[Task goal]:
The expected output is every entry below, exact in every character.

---------- Records to use

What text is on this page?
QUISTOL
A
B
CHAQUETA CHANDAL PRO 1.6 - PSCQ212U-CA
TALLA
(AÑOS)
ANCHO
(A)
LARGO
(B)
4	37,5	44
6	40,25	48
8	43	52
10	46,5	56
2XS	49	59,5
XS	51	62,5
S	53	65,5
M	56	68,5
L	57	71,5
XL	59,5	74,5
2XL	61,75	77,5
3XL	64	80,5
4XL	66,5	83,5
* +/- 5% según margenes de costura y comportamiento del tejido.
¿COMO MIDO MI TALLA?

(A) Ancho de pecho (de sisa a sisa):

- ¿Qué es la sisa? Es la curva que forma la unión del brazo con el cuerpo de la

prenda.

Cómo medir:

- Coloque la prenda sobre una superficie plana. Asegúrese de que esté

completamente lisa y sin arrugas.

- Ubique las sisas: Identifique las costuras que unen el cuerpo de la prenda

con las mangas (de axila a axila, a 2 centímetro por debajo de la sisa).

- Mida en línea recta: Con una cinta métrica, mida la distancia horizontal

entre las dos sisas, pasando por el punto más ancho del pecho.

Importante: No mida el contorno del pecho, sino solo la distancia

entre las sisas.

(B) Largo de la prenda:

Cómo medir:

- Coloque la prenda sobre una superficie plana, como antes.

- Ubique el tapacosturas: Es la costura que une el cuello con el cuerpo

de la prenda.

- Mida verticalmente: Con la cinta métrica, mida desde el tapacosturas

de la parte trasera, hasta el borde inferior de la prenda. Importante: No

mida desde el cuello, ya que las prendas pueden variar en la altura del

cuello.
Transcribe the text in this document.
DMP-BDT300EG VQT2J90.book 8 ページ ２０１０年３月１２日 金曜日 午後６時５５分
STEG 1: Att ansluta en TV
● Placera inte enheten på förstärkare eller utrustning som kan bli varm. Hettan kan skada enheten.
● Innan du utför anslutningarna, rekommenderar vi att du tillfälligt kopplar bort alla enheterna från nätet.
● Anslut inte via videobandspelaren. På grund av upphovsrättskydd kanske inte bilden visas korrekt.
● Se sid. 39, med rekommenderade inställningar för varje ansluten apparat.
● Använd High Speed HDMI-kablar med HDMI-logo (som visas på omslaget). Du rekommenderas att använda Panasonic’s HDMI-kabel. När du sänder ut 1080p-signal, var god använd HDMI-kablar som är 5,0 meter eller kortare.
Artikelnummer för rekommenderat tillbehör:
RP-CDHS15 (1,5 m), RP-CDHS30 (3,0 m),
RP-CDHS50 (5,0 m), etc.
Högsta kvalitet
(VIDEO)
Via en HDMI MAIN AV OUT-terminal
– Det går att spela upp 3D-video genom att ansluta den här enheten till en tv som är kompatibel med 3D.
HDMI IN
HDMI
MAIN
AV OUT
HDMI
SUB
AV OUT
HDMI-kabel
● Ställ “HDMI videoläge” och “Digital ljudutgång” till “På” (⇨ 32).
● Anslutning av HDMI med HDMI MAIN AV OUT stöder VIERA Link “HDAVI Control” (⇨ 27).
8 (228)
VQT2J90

--------------------

[Result below]:
What text is on this page?
QUISTOL
A
B
CHAQUETA CHANDAL PRO 1.6 - PSCQ212U-CA
TALLA
(AÑOS)
ANCHO
(A)
LARGO
(B)
4	37,5	44
6	40,25	48
8	43	52
10	46,5	56
2XS	49	59,5
XS	51	62,5
S	53	65,5
M	56	68,5
L	57	71,5
XL	59,5	74,5
2XL	61,75	77,5
3XL	64	80,5
4XL	66,5	83,5
* +/- 5% según margenes de costura y comportamiento del tejido.
¿COMO MIDO MI TALLA?

(A) Ancho de pecho (de sisa a sisa):

- ¿Qué es la sisa? Es la curva que forma la unión del brazo con el cuerpo de la

prenda.

Cómo medir:

- Coloque la prenda sobre una superficie plana. Asegúrese de que esté

completamente lisa y sin arrugas.

- Ubique las sisas: Identifique las costuras que unen el cuerpo de la prenda

con las mangas (de axila a axila, a 2 centímetro por debajo de la sisa).

- Mida en línea recta: Con una cinta métrica, mida la distancia horizontal

entre las dos sisas, pasando por el punto más ancho del pecho.

Importante: No mida el contorno del pecho, sino solo la distancia

entre las sisas.

(B) Largo de la prenda:

Cómo medir:

- Coloque la prenda sobre una superficie plana, como antes.

- Ubique el tapacosturas: Es la costura que une el cuello con el cuerpo

de la prenda.

- Mida verticalmente: Con la cinta métrica, mida desde el tapacosturas

de la parte trasera, hasta el borde inferior de la prenda. Importante: No

mida desde el cuello, ya que las prendas pueden variar en la altura del

cuello.
Transcribe the text in this document.
DMP-BDT300EG VQT2J90.book 8 ページ ２０１０年３月１２日 金曜日 午後６時５５分
STEG 1: Att ansluta en TV
● Placera inte enheten på förstärkare eller utrustning som kan bli varm. Hettan kan skada enheten.
● Innan du utför anslutningarna, rekommenderar vi att du tillfälligt kopplar bort alla enheterna från nätet.
● Anslut inte via videobandspelaren. På grund av upphovsrättskydd kanske inte bilden visas korrekt.
● Se sid. 39, med rekommenderade inställningar för varje ansluten apparat.
● Använd High Speed HDMI-kablar med HDMI-logo (som visas på omslaget). Du rekommenderas att använda Panasonic’s HDMI-kabel. När du sänder ut 1080p-signal, var god använd HDMI-kablar som är 5,0 meter eller kortare.
Artikelnummer för rekommenderat tillbehör:
RP-CDHS15 (1,5 m), RP-CDHS30 (3,0 m),
RP-CDHS50 (5,0 m), etc.
Högsta kvalitet
(VIDEO)
Via en HDMI MAIN AV OUT-terminal
– Det går att spela upp 3D-video genom att ansluta den här enheten till en tv som är kompatibel med 3D.
HDMI IN
HDMI
MAIN
AV OUT
HDMI
SUB
AV OUT
HDMI-kabel
● Ställ “HDMI videoläge” och “Digital ljudutgång” till “På” (⇨ 32).
● Anslutning av HDMI med HDMI MAIN AV OUT stöder VIERA Link “HDAVI Control” (⇨ 27).
8 (228)
VQT2J90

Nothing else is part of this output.